▶ EXERCISE REQUIREMENTS:
- A) In the passage on process applications, list every use introduced by the words "In one embodiment."
- B) Carry on the passage on process applications, beginning right after its final sentence.

▶ SELECTED PASSAGE:
-- START --
The present invention may also be used in conjunction with gas pipelines for electricity generation (e.g., power recovery from reduction of transmission to distribution pressure) and in microturbine combined cycles (e.g., power recovery from waste heat of microturbine fuel combustion).


Process Applications


The present invention also finds utility in several processes including, but not limited to process compression and process expansion of working fluids.


In one embodiment the present invention may be used in air compression applications such as in pneumatics for tools or machinery. In some embodiments the compressor may be coolant injected or water injected.


In one embodiment the present invention may be used in natural gas compression, gas field/wellhead compression into collection system or compression to transmission pipeline pressure.


As an expander the present invention may be employed in natural gas regasification and for removal of contaminants from natural gas.


Process Compression


Within the field of process compression the present invention may be exploited in chemical processes such as separation processes including air and constituent gas separation. These processes may include the separation of hydrocarbon gases and related gas separations as well as petrochemical refining. In these processes a compressed gas is cooled causing constituents such as long chain hydrocarbons (greater than 3 carbons) to drop out of the mixture. It is also possible to recover power from this expansion process.


In one embodiment steam or vapor upgrade or evaporation enhancement can be accomplished using the compressor of the present invention. For example, a compression cycle may be used to create steam or vapor at a higher pressure from steam at a lower pressure instead of making the higher pressure steam from ambient working fluids.


In one embodiment, the present invention can be used in the food processing industry.
-- END --
▶ PROVIDED MATERIAL:
-- START --
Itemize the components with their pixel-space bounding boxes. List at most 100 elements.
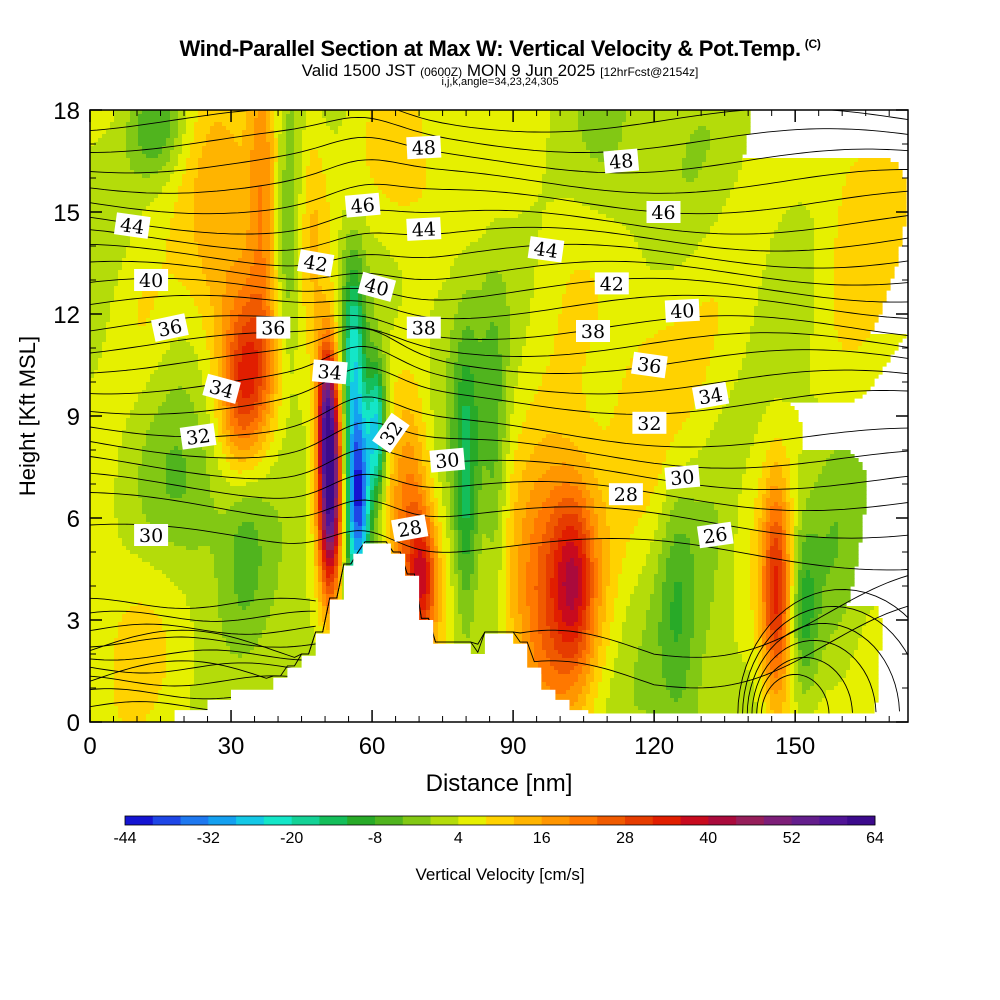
-- END --
▶ PER-TASK ANSWERS:
- A)
- Air compression applications, such as pneumatics for tools or machinery
- Natural gas compression, gas field/wellhead compression into a collection system, or compression to transmission pipeline pressure
- Steam or vapor upgrade or evaporation enhancement
- The food processing industry

- B)
Refrigeration/HVA C/Air Cycles


The present invention may be employed in any number of compression or expansion processes within devices involving air cycles. In this manner, the present invention may be used for compressing refrigerants in heat pumps, chillers and in refrigeration cycles. It may also be used for compressing refrigerants that are condensing as well as gas cycle refrigerants. In addition to conventional refrigerants the compressor may employ as a working fluid natural refrigerants such as carbon dioxide (CO2), air and ammonia.


Devices which may be configured or manufactured to utilize the present invention include, but are not limited to, air separation units (ASUs), air conditioning systems, packaged condensing units (e.g., air conditioning units located on the roofs of commercial buildings) and splits (e.g., medium sized air conditioners). In one embodiment the present invention may be used in integrated chillers/refrigeration units (window air conditioners) or in stand-alone air conditioners. The devices may be further intercooled. Technological application of cryogenics may also utilize the present invention.


Distillation/MVR (Mechanical Vapor Recompression)


In one embodiment, the present invention may be applied in the field of distillation or mechanical vapor recompression (including for distillation). Irrespective of motive force, the machine of the present invention may be used to facilitate these processes.


To this end, the present invention may be used in the process of petroleum processing, distillation of ethanol or other alcohols or alcohol-containing liquids, water purification and constituent or waste separation/concentration.


CO2 Compression/Sequestration


The present invention may be used in the separation/sequestration of CO2 as, for example, in the process of enhancing oil recovery. It may also be used in the compression of gases originating from flue gas separations or flue gas processes.


Automotive


The machine of the present invention may be used in many aspects of the automotive industry. As used herein “automotive” embraces on-road and off-road vehicles including military, construction, mining and farm vehicles. Also included are aircraft and marine vehicles and applications therein.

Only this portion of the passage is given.